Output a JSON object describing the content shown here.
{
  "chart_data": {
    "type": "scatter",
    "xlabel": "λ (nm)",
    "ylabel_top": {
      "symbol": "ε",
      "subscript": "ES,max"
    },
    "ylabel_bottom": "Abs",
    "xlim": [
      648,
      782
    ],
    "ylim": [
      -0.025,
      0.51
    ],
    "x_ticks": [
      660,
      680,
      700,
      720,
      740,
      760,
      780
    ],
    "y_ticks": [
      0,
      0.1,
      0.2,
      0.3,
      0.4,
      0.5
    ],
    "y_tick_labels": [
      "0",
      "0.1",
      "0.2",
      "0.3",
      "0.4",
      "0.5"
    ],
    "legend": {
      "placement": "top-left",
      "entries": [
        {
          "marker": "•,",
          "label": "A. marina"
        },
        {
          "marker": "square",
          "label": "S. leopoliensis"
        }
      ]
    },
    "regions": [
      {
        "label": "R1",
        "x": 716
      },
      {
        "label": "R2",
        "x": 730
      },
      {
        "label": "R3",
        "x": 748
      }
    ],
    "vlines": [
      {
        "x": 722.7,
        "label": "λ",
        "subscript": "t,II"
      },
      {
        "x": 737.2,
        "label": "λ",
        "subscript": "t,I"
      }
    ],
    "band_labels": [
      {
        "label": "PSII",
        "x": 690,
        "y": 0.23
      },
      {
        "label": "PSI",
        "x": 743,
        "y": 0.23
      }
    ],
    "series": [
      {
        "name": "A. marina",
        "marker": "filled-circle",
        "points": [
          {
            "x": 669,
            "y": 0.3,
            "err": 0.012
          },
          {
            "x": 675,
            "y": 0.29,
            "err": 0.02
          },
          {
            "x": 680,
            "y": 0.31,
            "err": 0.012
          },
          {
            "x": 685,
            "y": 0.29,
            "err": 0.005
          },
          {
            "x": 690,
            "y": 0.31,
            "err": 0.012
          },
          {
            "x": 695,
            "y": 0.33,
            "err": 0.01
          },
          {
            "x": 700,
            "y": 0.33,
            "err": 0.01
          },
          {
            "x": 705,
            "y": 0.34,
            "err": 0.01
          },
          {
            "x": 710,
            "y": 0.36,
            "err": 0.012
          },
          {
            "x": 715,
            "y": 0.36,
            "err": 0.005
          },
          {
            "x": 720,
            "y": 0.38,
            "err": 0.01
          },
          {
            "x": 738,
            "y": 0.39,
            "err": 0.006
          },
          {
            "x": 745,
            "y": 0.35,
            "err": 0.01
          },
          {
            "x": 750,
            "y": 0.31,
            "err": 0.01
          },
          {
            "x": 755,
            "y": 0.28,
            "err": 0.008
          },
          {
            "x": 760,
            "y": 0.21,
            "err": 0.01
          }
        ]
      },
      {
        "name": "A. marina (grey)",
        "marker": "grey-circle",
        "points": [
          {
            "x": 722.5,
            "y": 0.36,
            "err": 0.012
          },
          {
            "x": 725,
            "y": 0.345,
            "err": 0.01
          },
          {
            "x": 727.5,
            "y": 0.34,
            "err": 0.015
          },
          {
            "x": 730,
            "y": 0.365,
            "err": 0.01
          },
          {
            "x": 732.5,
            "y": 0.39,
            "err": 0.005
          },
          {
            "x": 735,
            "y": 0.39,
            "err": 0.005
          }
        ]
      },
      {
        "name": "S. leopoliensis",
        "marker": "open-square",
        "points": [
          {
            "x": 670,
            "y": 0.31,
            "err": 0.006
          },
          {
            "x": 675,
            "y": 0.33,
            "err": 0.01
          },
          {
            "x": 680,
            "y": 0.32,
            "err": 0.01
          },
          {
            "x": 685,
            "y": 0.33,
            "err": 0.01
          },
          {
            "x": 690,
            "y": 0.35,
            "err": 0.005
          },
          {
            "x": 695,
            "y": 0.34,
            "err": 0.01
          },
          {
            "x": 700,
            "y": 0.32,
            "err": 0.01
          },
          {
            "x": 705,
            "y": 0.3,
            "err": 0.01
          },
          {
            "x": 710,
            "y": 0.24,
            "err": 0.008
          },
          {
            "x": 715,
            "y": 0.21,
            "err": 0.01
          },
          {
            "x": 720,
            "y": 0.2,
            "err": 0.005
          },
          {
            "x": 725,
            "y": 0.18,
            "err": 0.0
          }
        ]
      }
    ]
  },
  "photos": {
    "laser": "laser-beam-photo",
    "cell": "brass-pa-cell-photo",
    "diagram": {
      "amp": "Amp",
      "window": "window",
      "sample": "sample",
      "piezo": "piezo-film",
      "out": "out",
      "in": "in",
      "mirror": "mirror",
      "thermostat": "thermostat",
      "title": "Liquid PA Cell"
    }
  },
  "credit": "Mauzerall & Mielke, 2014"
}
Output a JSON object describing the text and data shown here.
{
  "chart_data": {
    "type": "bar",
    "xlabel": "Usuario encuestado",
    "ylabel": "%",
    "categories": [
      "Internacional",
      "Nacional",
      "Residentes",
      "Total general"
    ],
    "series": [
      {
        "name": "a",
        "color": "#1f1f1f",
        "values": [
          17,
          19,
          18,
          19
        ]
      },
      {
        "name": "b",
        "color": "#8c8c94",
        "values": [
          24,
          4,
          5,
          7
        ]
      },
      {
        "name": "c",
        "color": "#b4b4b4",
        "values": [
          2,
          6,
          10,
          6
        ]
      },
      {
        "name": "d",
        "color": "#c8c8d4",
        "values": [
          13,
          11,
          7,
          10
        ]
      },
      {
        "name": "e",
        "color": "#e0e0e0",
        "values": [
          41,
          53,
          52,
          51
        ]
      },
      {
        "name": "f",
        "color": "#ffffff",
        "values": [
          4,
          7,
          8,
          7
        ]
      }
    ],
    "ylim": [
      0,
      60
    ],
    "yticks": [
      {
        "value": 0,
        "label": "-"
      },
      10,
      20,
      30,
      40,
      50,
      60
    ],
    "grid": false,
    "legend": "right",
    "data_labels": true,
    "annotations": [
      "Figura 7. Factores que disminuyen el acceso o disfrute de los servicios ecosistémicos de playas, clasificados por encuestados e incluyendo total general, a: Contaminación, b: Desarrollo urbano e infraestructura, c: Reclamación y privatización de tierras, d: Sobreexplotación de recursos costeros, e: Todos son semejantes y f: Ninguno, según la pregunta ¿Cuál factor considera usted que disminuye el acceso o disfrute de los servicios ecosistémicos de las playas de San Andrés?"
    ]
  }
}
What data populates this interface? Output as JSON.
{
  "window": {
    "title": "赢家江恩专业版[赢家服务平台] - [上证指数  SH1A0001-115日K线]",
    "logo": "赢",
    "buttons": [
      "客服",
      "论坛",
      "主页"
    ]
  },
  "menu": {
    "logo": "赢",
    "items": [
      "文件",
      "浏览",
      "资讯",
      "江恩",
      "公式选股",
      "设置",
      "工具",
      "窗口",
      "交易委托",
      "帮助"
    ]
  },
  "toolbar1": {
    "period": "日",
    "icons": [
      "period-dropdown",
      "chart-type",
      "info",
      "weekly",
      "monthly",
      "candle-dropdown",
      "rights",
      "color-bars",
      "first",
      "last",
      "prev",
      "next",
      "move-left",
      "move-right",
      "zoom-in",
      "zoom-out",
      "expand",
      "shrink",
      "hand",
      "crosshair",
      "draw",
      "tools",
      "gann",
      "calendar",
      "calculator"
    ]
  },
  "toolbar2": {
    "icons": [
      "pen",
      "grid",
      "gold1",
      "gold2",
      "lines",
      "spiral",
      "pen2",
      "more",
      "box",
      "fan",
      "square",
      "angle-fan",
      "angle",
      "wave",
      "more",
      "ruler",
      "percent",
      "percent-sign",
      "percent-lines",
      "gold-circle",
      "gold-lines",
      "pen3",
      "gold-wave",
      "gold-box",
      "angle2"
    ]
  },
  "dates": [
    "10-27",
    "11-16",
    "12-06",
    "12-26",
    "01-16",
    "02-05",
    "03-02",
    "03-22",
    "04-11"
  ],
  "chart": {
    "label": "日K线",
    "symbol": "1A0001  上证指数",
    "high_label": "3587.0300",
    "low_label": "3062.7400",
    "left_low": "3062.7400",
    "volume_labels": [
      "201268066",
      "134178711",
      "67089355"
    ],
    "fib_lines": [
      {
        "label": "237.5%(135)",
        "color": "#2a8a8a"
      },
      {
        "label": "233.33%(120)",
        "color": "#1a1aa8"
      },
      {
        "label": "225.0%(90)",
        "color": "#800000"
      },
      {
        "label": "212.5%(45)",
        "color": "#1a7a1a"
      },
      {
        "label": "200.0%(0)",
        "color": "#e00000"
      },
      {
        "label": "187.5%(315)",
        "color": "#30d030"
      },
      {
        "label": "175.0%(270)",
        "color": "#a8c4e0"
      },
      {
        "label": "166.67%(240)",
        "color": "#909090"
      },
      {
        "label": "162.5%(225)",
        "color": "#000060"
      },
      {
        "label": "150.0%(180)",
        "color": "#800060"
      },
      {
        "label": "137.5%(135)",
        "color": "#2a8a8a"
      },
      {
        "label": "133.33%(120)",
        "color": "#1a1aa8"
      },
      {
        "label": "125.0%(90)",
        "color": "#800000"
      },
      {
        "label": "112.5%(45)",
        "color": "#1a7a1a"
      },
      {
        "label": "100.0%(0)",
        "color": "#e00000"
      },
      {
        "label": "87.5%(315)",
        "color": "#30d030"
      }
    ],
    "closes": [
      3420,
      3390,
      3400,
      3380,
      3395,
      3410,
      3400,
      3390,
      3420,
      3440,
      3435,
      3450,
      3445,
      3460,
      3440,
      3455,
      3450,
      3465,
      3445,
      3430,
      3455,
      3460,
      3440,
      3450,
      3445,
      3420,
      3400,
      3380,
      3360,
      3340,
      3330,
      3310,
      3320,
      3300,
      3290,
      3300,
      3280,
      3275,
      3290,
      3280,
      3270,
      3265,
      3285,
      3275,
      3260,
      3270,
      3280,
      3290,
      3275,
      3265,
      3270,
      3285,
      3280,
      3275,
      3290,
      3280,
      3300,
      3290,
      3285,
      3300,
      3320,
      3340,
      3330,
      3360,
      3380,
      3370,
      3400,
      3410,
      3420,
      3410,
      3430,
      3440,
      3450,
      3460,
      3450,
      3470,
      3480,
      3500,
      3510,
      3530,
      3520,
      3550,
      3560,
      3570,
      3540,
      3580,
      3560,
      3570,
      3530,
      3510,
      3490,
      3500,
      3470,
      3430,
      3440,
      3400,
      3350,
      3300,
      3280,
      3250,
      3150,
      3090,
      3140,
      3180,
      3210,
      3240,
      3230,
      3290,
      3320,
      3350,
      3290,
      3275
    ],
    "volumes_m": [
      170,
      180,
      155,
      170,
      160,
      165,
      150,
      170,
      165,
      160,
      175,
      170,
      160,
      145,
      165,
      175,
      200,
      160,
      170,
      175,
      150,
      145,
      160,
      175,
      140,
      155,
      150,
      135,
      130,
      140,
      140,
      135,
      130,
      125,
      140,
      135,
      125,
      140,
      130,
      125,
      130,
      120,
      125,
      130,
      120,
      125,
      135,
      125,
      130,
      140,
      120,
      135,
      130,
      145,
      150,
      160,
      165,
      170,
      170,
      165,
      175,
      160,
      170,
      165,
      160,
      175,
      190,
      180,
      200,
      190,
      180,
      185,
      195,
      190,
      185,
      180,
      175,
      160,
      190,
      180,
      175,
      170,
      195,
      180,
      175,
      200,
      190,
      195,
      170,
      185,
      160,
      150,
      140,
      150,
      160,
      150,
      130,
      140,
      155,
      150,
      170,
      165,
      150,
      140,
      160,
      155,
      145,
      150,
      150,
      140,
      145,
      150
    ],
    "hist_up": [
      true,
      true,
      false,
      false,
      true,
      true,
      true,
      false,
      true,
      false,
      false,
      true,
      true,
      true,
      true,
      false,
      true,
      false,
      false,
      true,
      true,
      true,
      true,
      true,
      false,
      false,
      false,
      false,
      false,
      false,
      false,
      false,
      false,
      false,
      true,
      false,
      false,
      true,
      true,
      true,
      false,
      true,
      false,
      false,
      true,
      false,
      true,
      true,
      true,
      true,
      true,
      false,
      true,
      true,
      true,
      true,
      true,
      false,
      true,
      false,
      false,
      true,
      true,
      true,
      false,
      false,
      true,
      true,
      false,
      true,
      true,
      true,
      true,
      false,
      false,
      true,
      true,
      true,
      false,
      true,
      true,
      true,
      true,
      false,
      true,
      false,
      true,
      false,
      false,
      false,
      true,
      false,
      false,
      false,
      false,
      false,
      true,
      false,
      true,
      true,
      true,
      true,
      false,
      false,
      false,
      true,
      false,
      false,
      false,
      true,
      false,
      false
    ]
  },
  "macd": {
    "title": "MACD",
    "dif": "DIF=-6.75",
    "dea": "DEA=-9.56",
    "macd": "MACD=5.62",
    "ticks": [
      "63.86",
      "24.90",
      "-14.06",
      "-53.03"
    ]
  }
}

—————

Written exercise: Which lines hold the word "grey"? Copy every one of them.

Exercise output:
        "name": "A. marina (grey)",
        "marker": "grey-circle",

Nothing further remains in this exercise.